## BEGIN

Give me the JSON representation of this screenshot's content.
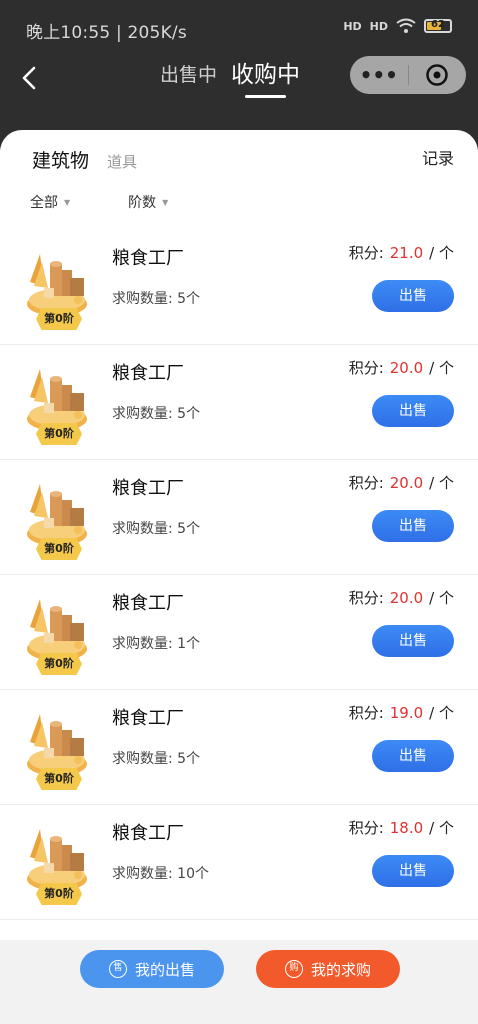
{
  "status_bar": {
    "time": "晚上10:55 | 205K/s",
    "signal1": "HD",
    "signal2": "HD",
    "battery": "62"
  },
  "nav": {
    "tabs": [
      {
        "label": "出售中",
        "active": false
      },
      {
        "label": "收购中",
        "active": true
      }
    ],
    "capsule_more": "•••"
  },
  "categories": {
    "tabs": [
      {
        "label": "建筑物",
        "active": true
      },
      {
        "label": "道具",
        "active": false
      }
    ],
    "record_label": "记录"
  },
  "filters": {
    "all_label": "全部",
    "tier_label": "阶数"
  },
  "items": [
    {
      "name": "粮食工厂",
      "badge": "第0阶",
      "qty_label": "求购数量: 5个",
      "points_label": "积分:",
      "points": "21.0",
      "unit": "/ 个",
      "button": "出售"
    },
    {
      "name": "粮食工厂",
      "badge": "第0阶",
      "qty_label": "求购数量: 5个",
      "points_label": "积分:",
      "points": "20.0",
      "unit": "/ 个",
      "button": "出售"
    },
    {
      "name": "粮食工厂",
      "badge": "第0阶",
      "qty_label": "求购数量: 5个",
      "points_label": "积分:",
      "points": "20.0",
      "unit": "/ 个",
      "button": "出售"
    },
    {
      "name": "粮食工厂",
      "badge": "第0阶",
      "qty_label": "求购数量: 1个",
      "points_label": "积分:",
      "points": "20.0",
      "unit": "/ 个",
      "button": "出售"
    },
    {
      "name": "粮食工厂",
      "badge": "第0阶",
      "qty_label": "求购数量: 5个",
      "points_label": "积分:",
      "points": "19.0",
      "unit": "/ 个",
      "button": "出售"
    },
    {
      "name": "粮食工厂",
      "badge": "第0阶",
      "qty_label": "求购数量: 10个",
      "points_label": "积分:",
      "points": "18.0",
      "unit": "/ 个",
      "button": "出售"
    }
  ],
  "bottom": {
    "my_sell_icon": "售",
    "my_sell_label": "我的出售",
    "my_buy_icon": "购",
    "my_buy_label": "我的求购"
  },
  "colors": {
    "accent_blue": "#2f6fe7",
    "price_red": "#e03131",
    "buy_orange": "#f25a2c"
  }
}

## END
## BEGIN

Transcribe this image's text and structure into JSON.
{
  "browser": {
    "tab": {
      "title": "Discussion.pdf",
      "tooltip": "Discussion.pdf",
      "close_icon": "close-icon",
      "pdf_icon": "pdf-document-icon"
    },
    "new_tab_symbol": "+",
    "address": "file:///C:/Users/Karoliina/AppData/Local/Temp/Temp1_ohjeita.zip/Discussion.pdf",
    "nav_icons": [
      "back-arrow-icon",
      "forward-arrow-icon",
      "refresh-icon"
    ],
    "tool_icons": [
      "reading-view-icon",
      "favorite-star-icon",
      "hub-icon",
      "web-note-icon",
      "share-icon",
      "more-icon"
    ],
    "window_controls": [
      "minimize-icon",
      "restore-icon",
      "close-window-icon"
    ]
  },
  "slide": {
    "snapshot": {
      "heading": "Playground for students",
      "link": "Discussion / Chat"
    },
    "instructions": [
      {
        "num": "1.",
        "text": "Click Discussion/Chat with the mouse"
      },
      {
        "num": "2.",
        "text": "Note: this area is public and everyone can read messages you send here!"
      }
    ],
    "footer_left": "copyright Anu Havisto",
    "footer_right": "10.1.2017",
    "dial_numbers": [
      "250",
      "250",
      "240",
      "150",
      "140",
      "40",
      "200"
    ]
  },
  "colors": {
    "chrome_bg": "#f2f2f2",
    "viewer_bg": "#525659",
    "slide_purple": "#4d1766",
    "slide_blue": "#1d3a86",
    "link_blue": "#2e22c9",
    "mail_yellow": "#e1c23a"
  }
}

## END

Extract all lines that hold the word "JSON".

Give me the JSON representation of this screenshot's content.
Transcribe this image's text and structure into JSON.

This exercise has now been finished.